Written request. Copy the rows exactly, from the start of the records down to and including the line that contains "- legend-label: Loam: [373, 136, 410, 154]".

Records
>>

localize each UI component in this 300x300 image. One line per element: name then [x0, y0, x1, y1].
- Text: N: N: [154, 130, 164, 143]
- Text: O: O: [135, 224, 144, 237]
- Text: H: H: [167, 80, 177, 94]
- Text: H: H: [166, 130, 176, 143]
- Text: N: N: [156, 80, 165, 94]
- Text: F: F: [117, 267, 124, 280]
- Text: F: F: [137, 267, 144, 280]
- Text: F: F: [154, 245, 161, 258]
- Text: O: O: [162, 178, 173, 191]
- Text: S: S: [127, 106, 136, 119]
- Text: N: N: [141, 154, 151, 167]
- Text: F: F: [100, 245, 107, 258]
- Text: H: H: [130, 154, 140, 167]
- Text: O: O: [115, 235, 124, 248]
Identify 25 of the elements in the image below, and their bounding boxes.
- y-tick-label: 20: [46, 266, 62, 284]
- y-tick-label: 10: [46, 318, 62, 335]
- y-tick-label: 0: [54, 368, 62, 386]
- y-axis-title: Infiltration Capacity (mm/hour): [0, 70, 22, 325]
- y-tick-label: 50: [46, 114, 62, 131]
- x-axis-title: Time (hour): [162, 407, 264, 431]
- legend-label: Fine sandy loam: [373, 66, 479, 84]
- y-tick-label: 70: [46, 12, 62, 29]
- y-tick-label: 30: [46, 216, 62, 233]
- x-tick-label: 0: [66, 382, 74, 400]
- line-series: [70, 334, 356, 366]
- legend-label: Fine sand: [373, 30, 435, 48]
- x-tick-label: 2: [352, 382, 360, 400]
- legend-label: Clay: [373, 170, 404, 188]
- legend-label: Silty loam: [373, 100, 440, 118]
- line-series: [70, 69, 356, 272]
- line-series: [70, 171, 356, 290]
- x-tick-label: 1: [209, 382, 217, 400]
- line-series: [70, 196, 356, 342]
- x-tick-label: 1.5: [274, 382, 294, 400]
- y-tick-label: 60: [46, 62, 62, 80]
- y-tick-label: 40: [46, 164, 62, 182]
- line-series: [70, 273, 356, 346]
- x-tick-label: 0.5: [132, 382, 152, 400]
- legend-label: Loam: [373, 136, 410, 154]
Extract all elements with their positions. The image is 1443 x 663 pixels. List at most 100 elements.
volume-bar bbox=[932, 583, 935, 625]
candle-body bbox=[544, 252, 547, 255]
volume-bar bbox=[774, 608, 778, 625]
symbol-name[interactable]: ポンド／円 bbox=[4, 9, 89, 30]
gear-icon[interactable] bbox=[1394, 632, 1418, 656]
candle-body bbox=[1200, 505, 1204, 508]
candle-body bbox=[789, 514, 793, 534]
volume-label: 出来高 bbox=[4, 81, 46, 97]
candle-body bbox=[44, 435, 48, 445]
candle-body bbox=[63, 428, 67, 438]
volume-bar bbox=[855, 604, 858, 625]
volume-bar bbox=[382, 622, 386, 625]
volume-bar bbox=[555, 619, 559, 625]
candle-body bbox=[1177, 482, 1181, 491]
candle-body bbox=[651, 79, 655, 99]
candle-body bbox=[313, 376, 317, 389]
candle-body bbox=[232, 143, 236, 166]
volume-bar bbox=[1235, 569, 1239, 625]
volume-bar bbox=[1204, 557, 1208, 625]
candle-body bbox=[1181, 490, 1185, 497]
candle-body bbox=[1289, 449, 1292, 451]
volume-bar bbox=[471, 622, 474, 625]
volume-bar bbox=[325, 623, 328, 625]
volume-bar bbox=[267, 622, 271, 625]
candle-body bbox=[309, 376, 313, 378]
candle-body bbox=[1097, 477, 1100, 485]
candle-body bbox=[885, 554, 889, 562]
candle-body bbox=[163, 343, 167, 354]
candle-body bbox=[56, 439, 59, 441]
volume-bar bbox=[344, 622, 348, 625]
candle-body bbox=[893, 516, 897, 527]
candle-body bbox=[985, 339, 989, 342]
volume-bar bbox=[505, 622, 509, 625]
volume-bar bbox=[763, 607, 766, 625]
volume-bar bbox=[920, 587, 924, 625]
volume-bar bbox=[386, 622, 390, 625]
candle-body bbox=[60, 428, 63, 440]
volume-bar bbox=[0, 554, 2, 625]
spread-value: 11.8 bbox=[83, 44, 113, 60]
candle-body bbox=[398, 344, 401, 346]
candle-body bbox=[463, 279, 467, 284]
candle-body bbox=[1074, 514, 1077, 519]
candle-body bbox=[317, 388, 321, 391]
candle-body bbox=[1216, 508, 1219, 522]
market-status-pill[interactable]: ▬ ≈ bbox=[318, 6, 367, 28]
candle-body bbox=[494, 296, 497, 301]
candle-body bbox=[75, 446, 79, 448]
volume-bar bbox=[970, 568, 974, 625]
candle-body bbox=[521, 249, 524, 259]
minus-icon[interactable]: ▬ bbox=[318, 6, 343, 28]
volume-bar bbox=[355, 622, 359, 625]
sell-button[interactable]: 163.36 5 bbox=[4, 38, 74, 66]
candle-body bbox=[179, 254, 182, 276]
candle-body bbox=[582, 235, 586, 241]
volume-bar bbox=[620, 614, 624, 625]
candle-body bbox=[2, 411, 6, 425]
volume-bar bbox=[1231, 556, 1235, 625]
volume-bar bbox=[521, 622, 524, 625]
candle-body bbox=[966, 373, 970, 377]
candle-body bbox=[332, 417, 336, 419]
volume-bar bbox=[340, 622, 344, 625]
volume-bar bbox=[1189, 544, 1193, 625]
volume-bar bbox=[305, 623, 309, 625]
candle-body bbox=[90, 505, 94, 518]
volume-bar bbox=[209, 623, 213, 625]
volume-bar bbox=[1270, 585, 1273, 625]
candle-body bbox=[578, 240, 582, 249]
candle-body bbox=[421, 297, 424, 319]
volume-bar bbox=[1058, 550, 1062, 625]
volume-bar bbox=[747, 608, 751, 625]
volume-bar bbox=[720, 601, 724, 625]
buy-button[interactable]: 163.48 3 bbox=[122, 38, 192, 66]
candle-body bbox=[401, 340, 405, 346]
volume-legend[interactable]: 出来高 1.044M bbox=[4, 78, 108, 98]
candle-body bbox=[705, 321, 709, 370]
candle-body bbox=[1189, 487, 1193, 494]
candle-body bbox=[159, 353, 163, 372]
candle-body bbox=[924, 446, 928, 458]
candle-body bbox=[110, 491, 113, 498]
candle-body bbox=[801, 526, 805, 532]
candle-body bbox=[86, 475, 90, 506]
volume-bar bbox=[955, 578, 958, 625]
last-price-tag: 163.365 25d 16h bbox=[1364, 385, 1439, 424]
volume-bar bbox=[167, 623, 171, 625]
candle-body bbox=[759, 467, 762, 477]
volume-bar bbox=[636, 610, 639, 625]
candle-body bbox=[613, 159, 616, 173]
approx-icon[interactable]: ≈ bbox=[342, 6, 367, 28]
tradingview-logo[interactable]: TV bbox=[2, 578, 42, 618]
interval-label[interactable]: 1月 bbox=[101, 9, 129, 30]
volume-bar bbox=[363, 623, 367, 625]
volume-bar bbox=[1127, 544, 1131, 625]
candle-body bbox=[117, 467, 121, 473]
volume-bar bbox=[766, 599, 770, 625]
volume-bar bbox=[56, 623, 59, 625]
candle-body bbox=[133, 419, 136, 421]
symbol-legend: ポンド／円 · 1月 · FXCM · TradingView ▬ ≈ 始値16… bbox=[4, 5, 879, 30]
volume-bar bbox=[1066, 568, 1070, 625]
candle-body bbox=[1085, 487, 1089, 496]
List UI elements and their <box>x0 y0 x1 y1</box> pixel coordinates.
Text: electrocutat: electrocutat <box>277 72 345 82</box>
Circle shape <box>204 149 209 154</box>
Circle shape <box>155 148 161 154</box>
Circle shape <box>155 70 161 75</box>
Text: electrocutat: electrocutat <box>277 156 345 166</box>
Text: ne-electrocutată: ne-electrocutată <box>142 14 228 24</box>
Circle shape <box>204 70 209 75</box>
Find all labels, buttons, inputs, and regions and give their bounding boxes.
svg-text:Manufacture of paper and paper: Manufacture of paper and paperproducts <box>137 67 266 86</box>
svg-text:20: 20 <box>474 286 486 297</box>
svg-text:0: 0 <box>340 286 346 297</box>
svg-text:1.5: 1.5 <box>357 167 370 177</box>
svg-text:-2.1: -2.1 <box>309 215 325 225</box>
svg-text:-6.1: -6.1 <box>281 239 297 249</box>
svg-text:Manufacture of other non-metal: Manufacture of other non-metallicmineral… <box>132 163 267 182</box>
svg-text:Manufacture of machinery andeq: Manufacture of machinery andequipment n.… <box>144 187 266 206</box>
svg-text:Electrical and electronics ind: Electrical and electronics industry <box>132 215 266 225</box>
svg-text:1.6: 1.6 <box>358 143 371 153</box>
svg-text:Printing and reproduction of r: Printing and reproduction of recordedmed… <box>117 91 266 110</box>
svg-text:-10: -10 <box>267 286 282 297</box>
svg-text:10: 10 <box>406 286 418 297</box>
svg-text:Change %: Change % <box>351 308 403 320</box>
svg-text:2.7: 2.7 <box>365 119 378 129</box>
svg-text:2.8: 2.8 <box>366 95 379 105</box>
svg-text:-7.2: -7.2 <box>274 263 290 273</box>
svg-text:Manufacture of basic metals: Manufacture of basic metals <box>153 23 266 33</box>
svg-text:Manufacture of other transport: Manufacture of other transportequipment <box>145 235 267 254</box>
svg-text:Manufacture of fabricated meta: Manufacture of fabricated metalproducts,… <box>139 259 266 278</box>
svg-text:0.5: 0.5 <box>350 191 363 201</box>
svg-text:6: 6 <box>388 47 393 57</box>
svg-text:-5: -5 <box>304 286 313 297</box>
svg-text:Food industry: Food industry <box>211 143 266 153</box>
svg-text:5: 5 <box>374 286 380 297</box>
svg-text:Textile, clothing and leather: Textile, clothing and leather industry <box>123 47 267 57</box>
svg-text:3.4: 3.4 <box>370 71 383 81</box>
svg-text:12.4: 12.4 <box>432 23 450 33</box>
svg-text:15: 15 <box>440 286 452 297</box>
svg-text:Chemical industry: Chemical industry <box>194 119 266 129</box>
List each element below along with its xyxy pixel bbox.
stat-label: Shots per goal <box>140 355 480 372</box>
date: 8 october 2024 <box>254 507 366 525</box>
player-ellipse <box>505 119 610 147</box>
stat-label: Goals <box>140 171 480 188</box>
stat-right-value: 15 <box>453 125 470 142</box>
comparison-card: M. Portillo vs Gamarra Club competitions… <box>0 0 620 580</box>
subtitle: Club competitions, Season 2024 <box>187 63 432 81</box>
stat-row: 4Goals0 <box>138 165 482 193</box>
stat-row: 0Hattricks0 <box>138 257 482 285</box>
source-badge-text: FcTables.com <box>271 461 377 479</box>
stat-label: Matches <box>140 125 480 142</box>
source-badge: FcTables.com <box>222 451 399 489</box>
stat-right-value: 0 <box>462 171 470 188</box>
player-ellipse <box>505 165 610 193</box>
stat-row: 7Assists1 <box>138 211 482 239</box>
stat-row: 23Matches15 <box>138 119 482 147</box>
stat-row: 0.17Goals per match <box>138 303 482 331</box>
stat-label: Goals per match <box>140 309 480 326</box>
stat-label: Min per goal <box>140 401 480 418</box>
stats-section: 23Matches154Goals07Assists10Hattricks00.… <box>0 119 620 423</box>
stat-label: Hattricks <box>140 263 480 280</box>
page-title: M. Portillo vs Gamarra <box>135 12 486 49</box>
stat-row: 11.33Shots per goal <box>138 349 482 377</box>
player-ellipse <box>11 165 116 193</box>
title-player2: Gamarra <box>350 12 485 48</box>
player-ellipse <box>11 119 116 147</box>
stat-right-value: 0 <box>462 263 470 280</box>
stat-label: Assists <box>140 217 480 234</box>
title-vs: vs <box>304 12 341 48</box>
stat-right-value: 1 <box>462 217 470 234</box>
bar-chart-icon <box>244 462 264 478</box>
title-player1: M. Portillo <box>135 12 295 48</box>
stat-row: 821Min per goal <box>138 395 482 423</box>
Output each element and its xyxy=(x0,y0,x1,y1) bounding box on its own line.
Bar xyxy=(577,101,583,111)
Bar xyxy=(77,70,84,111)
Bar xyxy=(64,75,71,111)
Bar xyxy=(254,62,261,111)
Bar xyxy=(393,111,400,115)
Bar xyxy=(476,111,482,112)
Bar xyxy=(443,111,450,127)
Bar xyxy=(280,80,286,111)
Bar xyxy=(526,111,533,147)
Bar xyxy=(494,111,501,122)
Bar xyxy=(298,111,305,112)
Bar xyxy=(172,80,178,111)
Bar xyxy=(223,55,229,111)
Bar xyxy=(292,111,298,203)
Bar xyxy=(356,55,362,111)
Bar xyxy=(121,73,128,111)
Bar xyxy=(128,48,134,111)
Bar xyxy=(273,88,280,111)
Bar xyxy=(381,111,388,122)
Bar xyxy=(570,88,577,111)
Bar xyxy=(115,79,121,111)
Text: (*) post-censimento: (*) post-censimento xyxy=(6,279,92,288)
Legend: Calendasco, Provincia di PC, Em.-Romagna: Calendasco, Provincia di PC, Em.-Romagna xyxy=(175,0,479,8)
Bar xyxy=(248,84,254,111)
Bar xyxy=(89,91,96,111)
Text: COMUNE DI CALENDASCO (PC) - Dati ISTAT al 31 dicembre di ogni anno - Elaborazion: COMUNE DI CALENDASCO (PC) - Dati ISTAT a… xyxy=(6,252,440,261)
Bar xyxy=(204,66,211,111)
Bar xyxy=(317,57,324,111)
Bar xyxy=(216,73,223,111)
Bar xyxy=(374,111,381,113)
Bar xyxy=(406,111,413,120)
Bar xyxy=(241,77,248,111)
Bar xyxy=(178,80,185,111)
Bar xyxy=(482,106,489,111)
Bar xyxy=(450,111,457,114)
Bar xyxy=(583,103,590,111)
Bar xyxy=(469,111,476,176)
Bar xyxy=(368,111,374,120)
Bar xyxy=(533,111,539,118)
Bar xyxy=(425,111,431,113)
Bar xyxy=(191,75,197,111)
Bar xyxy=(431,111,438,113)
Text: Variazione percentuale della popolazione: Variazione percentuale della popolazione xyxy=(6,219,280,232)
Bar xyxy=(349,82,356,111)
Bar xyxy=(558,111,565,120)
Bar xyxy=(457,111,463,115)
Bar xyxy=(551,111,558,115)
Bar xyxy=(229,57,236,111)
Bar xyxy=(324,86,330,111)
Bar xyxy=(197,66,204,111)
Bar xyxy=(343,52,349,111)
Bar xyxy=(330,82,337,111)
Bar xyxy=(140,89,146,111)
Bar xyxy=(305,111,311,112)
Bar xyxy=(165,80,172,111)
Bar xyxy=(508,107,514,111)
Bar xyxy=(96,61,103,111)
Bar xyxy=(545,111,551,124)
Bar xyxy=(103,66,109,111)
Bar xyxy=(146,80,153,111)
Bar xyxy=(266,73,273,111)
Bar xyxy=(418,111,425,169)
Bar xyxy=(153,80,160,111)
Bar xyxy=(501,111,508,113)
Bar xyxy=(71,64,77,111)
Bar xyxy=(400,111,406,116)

<<

Completed task.
localize each UI component in this 300x300 image. One line per element: name then [x0, y0, x1, y1].
- Text: N: N: [154, 130, 164, 143]
- Text: O: O: [135, 224, 144, 237]
- Text: H: H: [167, 80, 177, 94]
- Text: H: H: [166, 130, 176, 143]
- Text: N: N: [156, 80, 165, 94]
- Text: F: F: [117, 267, 124, 280]
- Text: F: F: [137, 267, 144, 280]
- Text: F: F: [154, 245, 161, 258]
- Text: O: O: [162, 178, 173, 191]
- Text: S: S: [127, 106, 136, 119]
- Text: N: N: [141, 154, 151, 167]
- Text: F: F: [100, 245, 107, 258]
- Text: H: H: [130, 154, 140, 167]
- Text: O: O: [115, 235, 124, 248]
Identify 25 of the elements in the image below, and their bounding boxes.
- y-tick-label: 20: [46, 266, 62, 284]
- y-tick-label: 10: [46, 318, 62, 335]
- y-tick-label: 0: [54, 368, 62, 386]
- y-axis-title: Infiltration Capacity (mm/hour): [0, 70, 22, 325]
- y-tick-label: 50: [46, 114, 62, 131]
- x-axis-title: Time (hour): [162, 407, 264, 431]
- legend-label: Fine sandy loam: [373, 66, 479, 84]
- y-tick-label: 70: [46, 12, 62, 29]
- y-tick-label: 30: [46, 216, 62, 233]
- x-tick-label: 0: [66, 382, 74, 400]
- line-series: [70, 334, 356, 366]
- legend-label: Fine sand: [373, 30, 435, 48]
- x-tick-label: 2: [352, 382, 360, 400]
- legend-label: Clay: [373, 170, 404, 188]
- legend-label: Silty loam: [373, 100, 440, 118]
- line-series: [70, 69, 356, 272]
- line-series: [70, 171, 356, 290]
- x-tick-label: 1: [209, 382, 217, 400]
- line-series: [70, 196, 356, 342]
- x-tick-label: 1.5: [274, 382, 294, 400]
- y-tick-label: 60: [46, 62, 62, 80]
- y-tick-label: 40: [46, 164, 62, 182]
- line-series: [70, 273, 356, 346]
- x-tick-label: 0.5: [132, 382, 152, 400]
- legend-label: Loam: [373, 136, 410, 154]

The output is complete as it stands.